**PAGE EXTRACT**
Linux-RAID FAQ

Gregory Leblanc

              gleblanc (at) cu-portland.edu
   
   Revision History
   Revision v0.0.9 9 October 2000 Revised by: gml
   Updates to the location of the patches, and a couple of other things
   which I can't remember.
   Revision v0.0.8 6 September 2000 Revised by: gml
   The info/welcome message on vger.kernel.org has a pointer to this FAQ.
   New section on recovery, and fixed a few markup things.
   
   This is a FAQ for the Linux-RAID mailing list, hosted on
   vger.kernel.org. vger.rutgers.edu is gone, so don't bother looking for
   it. It's intended as a supplement to the existing Linux-RAID HOWTO, to
   cover questions that keep occurring on the mailing list. PLEASE read
   this document before your post to the list.
     _________________________________________________________________
   
   1. [1]General
          
        1.1. [2]Where can I find archives for the linux-raid mailing
                list?
                
        1.2. [3]Where can I find the latest version of this FAQ?

(Box annotation data)
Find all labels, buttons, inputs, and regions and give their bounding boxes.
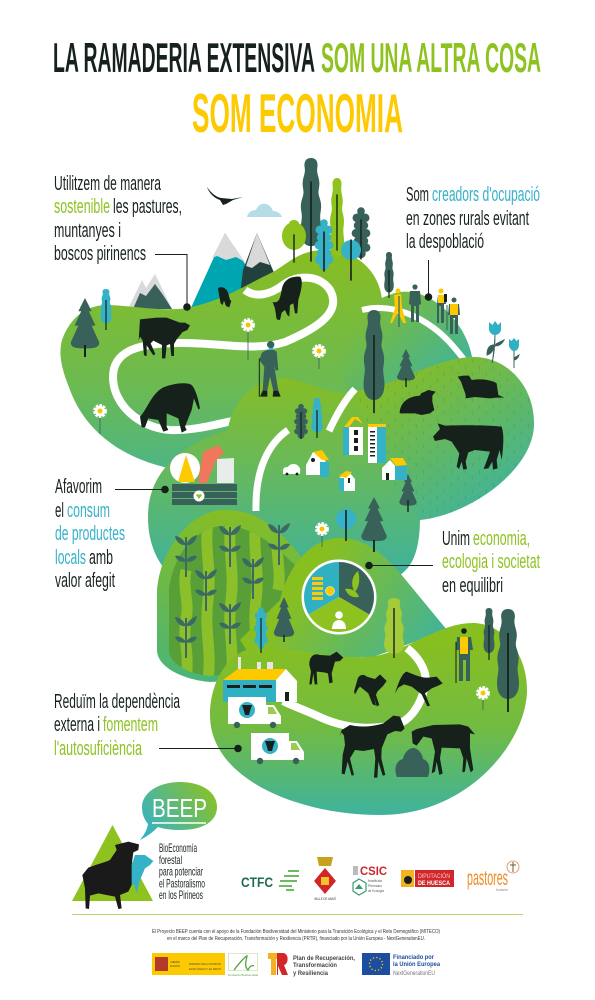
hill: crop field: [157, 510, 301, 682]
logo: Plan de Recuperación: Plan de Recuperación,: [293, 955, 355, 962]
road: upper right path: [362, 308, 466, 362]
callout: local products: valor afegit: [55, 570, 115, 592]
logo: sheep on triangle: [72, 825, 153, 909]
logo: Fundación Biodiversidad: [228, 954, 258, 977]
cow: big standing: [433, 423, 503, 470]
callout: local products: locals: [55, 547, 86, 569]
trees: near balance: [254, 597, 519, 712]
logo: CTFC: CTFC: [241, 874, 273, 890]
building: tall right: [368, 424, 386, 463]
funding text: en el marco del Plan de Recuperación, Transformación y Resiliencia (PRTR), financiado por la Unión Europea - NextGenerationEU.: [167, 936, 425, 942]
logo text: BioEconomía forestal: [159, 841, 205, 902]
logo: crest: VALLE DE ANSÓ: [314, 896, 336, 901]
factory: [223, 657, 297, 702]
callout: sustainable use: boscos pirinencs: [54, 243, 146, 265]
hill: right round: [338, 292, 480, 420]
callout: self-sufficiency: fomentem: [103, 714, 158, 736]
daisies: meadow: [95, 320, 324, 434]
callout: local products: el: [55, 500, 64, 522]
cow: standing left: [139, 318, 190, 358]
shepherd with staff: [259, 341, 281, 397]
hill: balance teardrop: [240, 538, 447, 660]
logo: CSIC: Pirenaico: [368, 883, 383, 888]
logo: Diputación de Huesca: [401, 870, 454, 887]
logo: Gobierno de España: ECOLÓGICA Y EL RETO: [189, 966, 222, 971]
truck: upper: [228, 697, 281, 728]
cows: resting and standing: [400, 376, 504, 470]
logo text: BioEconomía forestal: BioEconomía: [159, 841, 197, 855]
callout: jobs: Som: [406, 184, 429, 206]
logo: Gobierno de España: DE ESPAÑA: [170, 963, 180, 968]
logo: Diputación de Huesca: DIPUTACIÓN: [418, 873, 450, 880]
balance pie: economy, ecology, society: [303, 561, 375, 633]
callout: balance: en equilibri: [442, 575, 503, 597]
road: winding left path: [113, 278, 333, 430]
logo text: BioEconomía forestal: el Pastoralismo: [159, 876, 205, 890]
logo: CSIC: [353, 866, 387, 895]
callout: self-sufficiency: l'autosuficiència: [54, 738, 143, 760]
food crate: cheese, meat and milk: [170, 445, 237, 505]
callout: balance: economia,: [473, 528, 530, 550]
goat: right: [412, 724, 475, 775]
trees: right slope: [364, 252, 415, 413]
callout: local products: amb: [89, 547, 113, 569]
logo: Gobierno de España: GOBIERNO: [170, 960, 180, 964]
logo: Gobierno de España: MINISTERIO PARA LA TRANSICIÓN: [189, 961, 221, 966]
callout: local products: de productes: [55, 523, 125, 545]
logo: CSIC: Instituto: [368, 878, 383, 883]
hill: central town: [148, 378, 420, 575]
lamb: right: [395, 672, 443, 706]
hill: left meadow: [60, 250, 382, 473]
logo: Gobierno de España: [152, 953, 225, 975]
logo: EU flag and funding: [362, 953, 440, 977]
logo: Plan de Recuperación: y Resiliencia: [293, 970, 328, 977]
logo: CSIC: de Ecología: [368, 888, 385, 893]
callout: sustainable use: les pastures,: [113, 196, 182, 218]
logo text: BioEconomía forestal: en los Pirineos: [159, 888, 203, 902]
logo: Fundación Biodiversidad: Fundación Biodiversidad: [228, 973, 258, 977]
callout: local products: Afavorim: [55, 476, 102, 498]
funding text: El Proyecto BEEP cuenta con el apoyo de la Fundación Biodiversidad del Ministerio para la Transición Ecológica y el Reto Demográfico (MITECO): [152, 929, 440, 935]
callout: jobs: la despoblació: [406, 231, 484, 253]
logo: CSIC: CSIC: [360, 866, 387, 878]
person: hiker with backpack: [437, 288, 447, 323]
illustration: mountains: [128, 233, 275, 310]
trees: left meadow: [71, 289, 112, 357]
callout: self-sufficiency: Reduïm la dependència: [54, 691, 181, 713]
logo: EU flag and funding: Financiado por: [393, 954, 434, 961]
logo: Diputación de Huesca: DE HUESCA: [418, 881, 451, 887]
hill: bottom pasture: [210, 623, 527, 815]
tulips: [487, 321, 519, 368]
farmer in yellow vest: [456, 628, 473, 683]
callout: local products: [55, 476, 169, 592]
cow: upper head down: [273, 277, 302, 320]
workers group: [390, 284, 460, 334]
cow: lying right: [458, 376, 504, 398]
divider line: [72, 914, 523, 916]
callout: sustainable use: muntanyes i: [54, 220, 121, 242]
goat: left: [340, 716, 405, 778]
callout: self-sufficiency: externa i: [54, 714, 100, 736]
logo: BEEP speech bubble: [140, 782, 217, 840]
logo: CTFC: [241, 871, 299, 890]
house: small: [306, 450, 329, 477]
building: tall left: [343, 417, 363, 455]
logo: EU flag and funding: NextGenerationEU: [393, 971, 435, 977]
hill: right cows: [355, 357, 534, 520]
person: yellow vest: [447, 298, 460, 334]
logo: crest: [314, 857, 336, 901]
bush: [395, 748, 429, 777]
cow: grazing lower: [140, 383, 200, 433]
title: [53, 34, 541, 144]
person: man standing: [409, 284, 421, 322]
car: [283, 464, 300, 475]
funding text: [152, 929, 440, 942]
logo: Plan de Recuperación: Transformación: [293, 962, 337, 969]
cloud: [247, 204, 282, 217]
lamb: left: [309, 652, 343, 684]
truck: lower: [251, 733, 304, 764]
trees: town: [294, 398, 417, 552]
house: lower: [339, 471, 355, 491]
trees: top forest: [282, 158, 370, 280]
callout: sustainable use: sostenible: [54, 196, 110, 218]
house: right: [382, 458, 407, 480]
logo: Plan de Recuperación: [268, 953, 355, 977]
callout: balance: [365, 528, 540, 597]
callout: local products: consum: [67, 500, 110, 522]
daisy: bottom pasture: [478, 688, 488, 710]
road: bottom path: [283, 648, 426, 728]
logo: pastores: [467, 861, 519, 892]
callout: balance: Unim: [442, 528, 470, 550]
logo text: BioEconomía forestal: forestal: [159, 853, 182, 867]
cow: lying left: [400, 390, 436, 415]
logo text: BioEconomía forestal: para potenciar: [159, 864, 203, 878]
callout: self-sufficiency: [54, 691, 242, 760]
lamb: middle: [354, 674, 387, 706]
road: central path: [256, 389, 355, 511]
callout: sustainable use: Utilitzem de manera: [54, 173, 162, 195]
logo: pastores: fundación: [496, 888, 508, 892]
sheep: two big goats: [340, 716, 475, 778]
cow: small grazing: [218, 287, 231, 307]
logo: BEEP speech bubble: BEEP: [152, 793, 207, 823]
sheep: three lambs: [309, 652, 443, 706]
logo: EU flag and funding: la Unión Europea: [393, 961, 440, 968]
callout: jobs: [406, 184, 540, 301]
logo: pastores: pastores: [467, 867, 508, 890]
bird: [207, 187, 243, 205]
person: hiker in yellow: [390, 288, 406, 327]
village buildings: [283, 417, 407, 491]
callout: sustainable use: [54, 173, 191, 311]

**YOUR TASK**
Write out everything in the Linux-RAID FAQ from "Linux-RAID FAQ" down to "to this FAQ.".

**WORKED ANSWER**
Linux-RAID FAQ

Gregory Leblanc

              gleblanc (at) cu-portland.edu
   
   Revision History
   Revision v0.0.9 9 October 2000 Revised by: gml
   Updates to the location of the patches, and a couple of other things
   which I can't remember.
   Revision v0.0.8 6 September 2000 Revised by: gml
   The info/welcome message on vger.kernel.org has a pointer to this FAQ.